- Short task -
The records are to be restated in their entirety, word for word.

+ + + + +

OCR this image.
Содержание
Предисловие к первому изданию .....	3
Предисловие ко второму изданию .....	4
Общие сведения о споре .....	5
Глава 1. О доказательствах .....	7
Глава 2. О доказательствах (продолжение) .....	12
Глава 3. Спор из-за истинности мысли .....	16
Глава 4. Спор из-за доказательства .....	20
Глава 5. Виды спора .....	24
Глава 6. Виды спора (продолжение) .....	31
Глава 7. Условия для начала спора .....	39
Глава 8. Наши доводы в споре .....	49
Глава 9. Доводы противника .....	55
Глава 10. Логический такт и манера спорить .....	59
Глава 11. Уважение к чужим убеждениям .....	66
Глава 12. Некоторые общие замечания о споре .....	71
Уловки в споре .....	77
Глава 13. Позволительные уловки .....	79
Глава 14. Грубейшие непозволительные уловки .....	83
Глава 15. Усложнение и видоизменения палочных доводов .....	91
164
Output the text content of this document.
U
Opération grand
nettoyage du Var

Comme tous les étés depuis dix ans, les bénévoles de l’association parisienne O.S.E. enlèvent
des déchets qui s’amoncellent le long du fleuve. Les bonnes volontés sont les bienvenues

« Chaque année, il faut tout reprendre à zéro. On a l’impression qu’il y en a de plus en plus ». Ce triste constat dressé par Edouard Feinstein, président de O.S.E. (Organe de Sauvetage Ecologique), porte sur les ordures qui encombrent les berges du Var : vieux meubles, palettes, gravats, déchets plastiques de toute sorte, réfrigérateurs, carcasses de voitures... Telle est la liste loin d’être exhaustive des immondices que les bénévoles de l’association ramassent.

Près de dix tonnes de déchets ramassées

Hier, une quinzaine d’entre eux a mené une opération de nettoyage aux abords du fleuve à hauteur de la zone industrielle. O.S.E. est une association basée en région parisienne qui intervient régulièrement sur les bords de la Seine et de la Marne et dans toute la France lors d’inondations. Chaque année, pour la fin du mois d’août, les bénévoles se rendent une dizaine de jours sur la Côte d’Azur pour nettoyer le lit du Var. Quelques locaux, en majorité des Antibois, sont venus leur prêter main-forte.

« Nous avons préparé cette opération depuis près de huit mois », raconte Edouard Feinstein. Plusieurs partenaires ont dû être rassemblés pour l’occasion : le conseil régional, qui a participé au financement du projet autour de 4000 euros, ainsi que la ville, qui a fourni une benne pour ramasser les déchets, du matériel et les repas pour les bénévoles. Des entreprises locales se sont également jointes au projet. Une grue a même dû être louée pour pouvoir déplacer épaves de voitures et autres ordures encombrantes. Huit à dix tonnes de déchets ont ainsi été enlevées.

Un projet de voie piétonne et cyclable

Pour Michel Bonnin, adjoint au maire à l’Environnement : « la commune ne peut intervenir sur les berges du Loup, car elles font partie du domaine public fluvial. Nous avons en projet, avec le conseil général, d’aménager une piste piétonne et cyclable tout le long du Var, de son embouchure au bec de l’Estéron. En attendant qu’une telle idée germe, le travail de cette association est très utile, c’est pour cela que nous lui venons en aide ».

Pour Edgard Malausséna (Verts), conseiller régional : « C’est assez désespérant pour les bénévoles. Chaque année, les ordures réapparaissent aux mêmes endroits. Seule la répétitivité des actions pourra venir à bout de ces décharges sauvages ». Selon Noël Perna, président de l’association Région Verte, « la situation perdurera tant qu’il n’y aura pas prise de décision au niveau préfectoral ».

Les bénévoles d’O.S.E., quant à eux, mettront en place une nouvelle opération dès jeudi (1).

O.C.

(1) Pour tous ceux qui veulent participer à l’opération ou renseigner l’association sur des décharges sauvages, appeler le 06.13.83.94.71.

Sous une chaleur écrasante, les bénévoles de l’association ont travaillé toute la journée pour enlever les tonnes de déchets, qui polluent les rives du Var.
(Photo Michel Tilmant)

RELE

+ + + + +

- Output of the exercise -
OCR this image.
Содержание
Предисловие к первому изданию .....	3
Предисловие ко второму изданию .....	4
Общие сведения о споре .....	5
Глава 1. О доказательствах .....	7
Глава 2. О доказательствах (продолжение) .....	12
Глава 3. Спор из-за истинности мысли .....	16
Глава 4. Спор из-за доказательства .....	20
Глава 5. Виды спора .....	24
Глава 6. Виды спора (продолжение) .....	31
Глава 7. Условия для начала спора .....	39
Глава 8. Наши доводы в споре .....	49
Глава 9. Доводы противника .....	55
Глава 10. Логический такт и манера спорить .....	59
Глава 11. Уважение к чужим убеждениям .....	66
Глава 12. Некоторые общие замечания о споре .....	71
Уловки в споре .....	77
Глава 13. Позволительные уловки .....	79
Глава 14. Грубейшие непозволительные уловки .....	83
Глава 15. Усложнение и видоизменения палочных доводов .....	91
164
Output the text content of this document.
U
Opération grand
nettoyage du Var

Comme tous les étés depuis dix ans, les bénévoles de l’association parisienne O.S.E. enlèvent
des déchets qui s’amoncellent le long du fleuve. Les bonnes volontés sont les bienvenues

« Chaque année, il faut tout reprendre à zéro. On a l’impression qu’il y en a de plus en plus ». Ce triste constat dressé par Edouard Feinstein, président de O.S.E. (Organe de Sauvetage Ecologique), porte sur les ordures qui encombrent les berges du Var : vieux meubles, palettes, gravats, déchets plastiques de toute sorte, réfrigérateurs, carcasses de voitures... Telle est la liste loin d’être exhaustive des immondices que les bénévoles de l’association ramassent.

Près de dix tonnes de déchets ramassées

Hier, une quinzaine d’entre eux a mené une opération de nettoyage aux abords du fleuve à hauteur de la zone industrielle. O.S.E. est une association basée en région parisienne qui intervient régulièrement sur les bords de la Seine et de la Marne et dans toute la France lors d’inondations. Chaque année, pour la fin du mois d’août, les bénévoles se rendent une dizaine de jours sur la Côte d’Azur pour nettoyer le lit du Var. Quelques locaux, en majorité des Antibois, sont venus leur prêter main-forte.

« Nous avons préparé cette opération depuis près de huit mois », raconte Edouard Feinstein. Plusieurs partenaires ont dû être rassemblés pour l’occasion : le conseil régional, qui a participé au financement du projet autour de 4000 euros, ainsi que la ville, qui a fourni une benne pour ramasser les déchets, du matériel et les repas pour les bénévoles. Des entreprises locales se sont également jointes au projet. Une grue a même dû être louée pour pouvoir déplacer épaves de voitures et autres ordures encombrantes. Huit à dix tonnes de déchets ont ainsi été enlevées.

Un projet de voie piétonne et cyclable

Pour Michel Bonnin, adjoint au maire à l’Environnement : « la commune ne peut intervenir sur les berges du Loup, car elles font partie du domaine public fluvial. Nous avons en projet, avec le conseil général, d’aménager une piste piétonne et cyclable tout le long du Var, de son embouchure au bec de l’Estéron. En attendant qu’une telle idée germe, le travail de cette association est très utile, c’est pour cela que nous lui venons en aide ».

Pour Edgard Malausséna (Verts), conseiller régional : « C’est assez désespérant pour les bénévoles. Chaque année, les ordures réapparaissent aux mêmes endroits. Seule la répétitivité des actions pourra venir à bout de ces décharges sauvages ». Selon Noël Perna, président de l’association Région Verte, « la situation perdurera tant qu’il n’y aura pas prise de décision au niveau préfectoral ».

Les bénévoles d’O.S.E., quant à eux, mettront en place une nouvelle opération dès jeudi (1).

O.C.

(1) Pour tous ceux qui veulent participer à l’opération ou renseigner l’association sur des décharges sauvages, appeler le 06.13.83.94.71.

Sous une chaleur écrasante, les bénévoles de l’association ont travaillé toute la journée pour enlever les tonnes de déchets, qui polluent les rives du Var.
(Photo Michel Tilmant)

RELE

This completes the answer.